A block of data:
-------------------------

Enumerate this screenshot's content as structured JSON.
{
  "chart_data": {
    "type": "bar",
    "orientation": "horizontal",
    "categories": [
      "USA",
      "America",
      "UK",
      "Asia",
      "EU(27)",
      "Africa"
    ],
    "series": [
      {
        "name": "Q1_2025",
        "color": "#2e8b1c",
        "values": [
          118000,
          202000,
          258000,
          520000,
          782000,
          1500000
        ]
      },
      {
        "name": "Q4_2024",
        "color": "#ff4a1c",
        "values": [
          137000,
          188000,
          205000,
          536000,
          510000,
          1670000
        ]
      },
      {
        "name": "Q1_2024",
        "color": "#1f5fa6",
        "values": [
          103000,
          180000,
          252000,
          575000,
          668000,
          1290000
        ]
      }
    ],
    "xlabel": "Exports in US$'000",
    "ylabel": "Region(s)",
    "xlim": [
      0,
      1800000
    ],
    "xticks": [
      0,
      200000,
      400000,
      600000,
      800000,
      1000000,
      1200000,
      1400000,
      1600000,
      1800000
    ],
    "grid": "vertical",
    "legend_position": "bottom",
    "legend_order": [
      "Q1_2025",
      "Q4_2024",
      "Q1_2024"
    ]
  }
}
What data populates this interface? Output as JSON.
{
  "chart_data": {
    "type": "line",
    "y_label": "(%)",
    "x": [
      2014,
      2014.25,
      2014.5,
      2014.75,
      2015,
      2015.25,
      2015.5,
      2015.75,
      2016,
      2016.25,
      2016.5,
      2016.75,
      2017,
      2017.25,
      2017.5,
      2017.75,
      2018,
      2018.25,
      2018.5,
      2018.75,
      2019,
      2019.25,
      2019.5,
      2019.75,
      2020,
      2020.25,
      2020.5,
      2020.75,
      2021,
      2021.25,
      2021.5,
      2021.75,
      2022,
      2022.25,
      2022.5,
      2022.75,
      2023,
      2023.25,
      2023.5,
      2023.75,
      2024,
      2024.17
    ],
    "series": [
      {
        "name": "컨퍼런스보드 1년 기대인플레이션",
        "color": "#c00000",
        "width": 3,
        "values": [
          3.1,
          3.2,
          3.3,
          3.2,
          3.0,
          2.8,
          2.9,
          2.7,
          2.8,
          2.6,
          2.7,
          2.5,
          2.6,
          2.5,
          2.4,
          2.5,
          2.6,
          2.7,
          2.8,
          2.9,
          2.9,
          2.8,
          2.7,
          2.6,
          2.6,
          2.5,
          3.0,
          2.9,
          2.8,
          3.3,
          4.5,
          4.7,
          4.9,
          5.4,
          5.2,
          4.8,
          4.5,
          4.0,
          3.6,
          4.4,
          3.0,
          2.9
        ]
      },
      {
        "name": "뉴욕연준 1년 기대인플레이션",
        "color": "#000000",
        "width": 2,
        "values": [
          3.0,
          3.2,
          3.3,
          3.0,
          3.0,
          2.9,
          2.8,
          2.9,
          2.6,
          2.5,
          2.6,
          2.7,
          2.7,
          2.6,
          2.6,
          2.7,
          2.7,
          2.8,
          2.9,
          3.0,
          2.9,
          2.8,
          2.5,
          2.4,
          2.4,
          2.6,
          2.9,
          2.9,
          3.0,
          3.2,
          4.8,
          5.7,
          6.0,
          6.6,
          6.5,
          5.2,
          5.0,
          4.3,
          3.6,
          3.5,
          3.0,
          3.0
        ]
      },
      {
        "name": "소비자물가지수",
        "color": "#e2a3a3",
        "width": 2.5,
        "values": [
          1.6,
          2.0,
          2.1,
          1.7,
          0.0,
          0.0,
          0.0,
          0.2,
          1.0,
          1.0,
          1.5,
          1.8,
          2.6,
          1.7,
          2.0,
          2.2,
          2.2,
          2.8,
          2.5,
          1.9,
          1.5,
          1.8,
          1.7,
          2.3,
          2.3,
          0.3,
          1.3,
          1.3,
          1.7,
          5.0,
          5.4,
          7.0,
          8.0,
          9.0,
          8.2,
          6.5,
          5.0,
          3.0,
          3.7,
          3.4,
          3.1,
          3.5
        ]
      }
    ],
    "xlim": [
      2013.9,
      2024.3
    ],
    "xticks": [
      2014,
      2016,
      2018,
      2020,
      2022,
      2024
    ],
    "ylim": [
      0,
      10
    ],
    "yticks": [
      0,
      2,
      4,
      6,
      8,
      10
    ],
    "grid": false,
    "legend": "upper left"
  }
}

-------------------------

__GIVEN INSTRUCTION__.
Find the lines of the material that hold the word "this" and report their count alone.

__ANSWER IN FULL__.
2